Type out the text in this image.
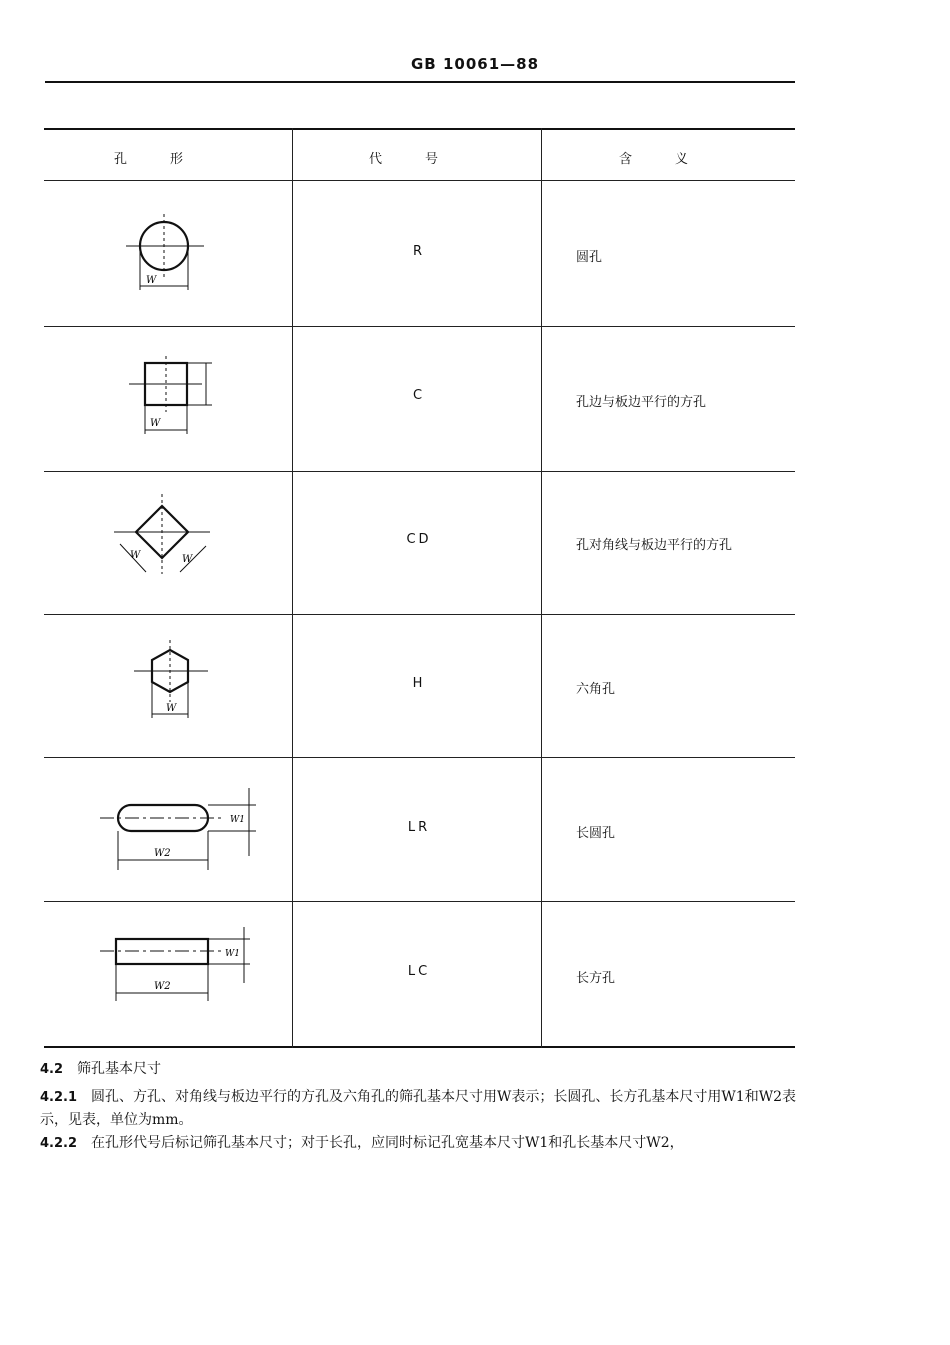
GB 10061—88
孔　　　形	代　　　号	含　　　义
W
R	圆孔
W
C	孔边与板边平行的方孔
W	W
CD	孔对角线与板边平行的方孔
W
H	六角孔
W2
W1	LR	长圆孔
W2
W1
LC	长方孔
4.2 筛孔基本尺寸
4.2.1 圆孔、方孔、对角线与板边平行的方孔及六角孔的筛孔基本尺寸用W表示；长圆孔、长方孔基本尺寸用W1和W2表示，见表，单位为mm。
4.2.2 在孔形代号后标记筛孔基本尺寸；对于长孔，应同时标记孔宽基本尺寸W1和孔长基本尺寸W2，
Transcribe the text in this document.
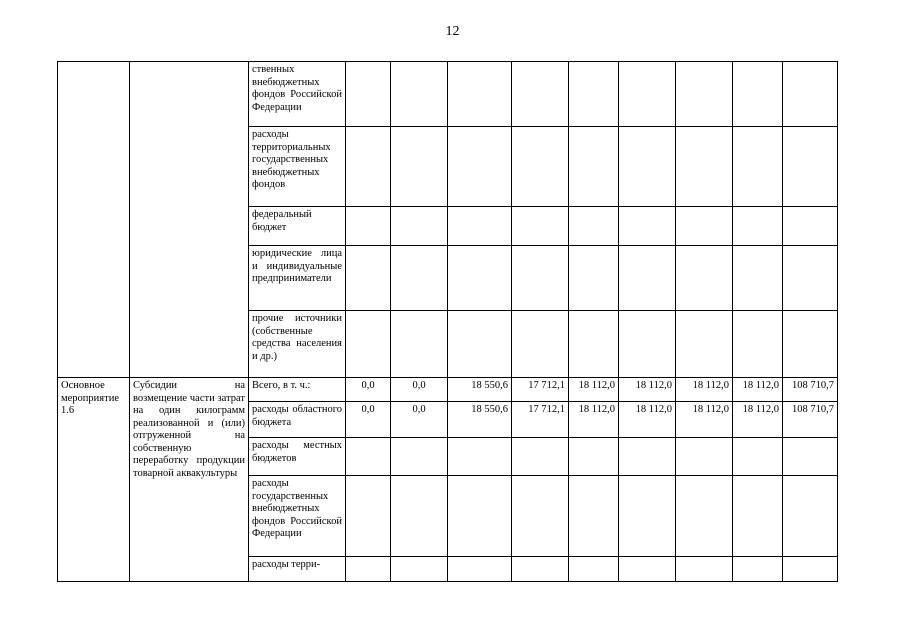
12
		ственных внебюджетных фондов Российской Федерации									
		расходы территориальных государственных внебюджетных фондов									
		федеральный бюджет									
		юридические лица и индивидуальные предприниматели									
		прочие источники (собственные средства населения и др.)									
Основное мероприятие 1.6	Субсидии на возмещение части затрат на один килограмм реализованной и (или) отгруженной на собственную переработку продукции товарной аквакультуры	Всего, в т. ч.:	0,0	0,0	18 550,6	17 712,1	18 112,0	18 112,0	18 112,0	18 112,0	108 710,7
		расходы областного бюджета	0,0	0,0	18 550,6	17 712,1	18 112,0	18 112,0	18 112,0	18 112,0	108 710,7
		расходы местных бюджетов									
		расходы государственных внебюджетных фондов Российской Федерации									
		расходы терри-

WHAT IS BEING ASKED:
None of the pictures should appear; repeat the records exactly otherwise.

REPLY TO THE TASK:
Type out the text in this image.
GB 10061—88
孔　　　形	代　　　号	含　　　义
W
R	圆孔
W
C	孔边与板边平行的方孔
W	W
CD	孔对角线与板边平行的方孔
W
H	六角孔
W2
W1	LR	长圆孔
W2
W1
LC	长方孔
4.2 筛孔基本尺寸
4.2.1 圆孔、方孔、对角线与板边平行的方孔及六角孔的筛孔基本尺寸用W表示；长圆孔、长方孔基本尺寸用W1和W2表示，见表，单位为mm。
4.2.2 在孔形代号后标记筛孔基本尺寸；对于长孔，应同时标记孔宽基本尺寸W1和孔长基本尺寸W2，
Transcribe the text in this document.
12
		ственных внебюджетных фондов Российской Федерации									
		расходы территориальных государственных внебюджетных фондов									
		федеральный бюджет									
		юридические лица и индивидуальные предприниматели									
		прочие источники (собственные средства населения и др.)									
Основное мероприятие 1.6	Субсидии на возмещение части затрат на один килограмм реализованной и (или) отгруженной на собственную переработку продукции товарной аквакультуры	Всего, в т. ч.:	0,0	0,0	18 550,6	17 712,1	18 112,0	18 112,0	18 112,0	18 112,0	108 710,7
		расходы областного бюджета	0,0	0,0	18 550,6	17 712,1	18 112,0	18 112,0	18 112,0	18 112,0	108 710,7
		расходы местных бюджетов									
		расходы государственных внебюджетных фондов Российской Федерации									
		расходы терри-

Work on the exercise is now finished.